__WHAT IS ASKED__
Copy out every line that contains the word "Fraud".

* Start STORED RECORDS *

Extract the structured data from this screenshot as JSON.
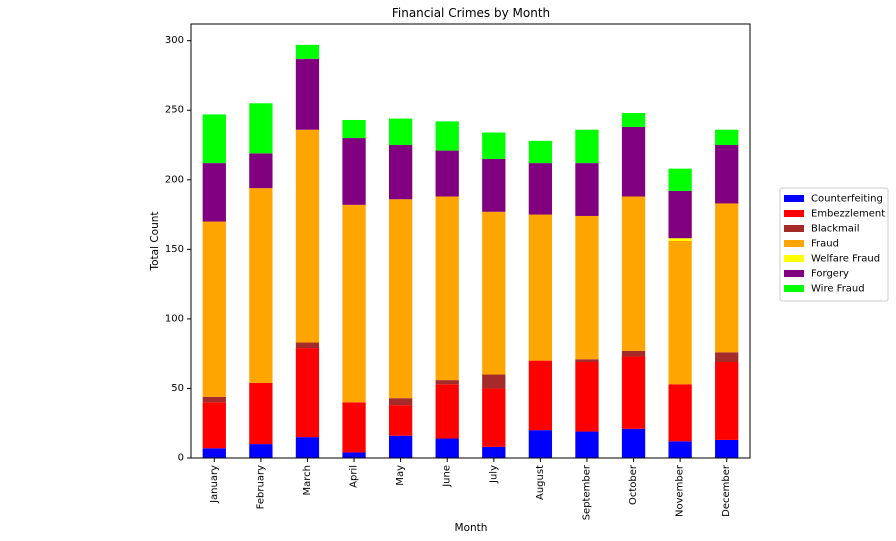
{
  "chart_data": {
    "type": "bar",
    "stacked": true,
    "title": "Financial Crimes by Month",
    "xlabel": "Month",
    "ylabel": "Total Count",
    "ylim": [
      0,
      312
    ],
    "yticks": [
      0,
      50,
      100,
      150,
      200,
      250,
      300
    ],
    "grid": false,
    "legend_position": "right",
    "categories": [
      "January",
      "February",
      "March",
      "April",
      "May",
      "June",
      "July",
      "August",
      "September",
      "October",
      "November",
      "December"
    ],
    "series": [
      {
        "name": "Counterfeiting",
        "color": "#0000ff",
        "values": [
          7,
          10,
          15,
          4,
          16,
          14,
          8,
          20,
          19,
          21,
          12,
          13
        ]
      },
      {
        "name": "Embezzlement",
        "color": "#ff0000",
        "values": [
          33,
          44,
          64,
          36,
          22,
          39,
          42,
          50,
          50,
          52,
          41,
          56
        ]
      },
      {
        "name": "Blackmail",
        "color": "#a52a2a",
        "values": [
          4,
          0,
          4,
          0,
          5,
          3,
          10,
          0,
          2,
          4,
          0,
          7
        ]
      },
      {
        "name": "Fraud",
        "color": "#ffa500",
        "values": [
          126,
          140,
          153,
          142,
          143,
          132,
          117,
          105,
          103,
          111,
          103,
          107
        ]
      },
      {
        "name": "Welfare Fraud",
        "color": "#ffff00",
        "values": [
          0,
          0,
          0,
          0,
          0,
          0,
          0,
          0,
          0,
          0,
          2,
          0
        ]
      },
      {
        "name": "Forgery",
        "color": "#800080",
        "values": [
          42,
          25,
          51,
          48,
          39,
          33,
          38,
          37,
          38,
          50,
          34,
          42
        ]
      },
      {
        "name": "Wire Fraud",
        "color": "#00ff00",
        "values": [
          35,
          36,
          10,
          13,
          19,
          21,
          19,
          16,
          24,
          10,
          16,
          11
        ]
      }
    ]
  }
}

* End STORED RECORDS *

__RESULT FOR THIS EXERCISE__
        "name": "Fraud",
        "name": "Welfare Fraud",
        "name": "Wire Fraud",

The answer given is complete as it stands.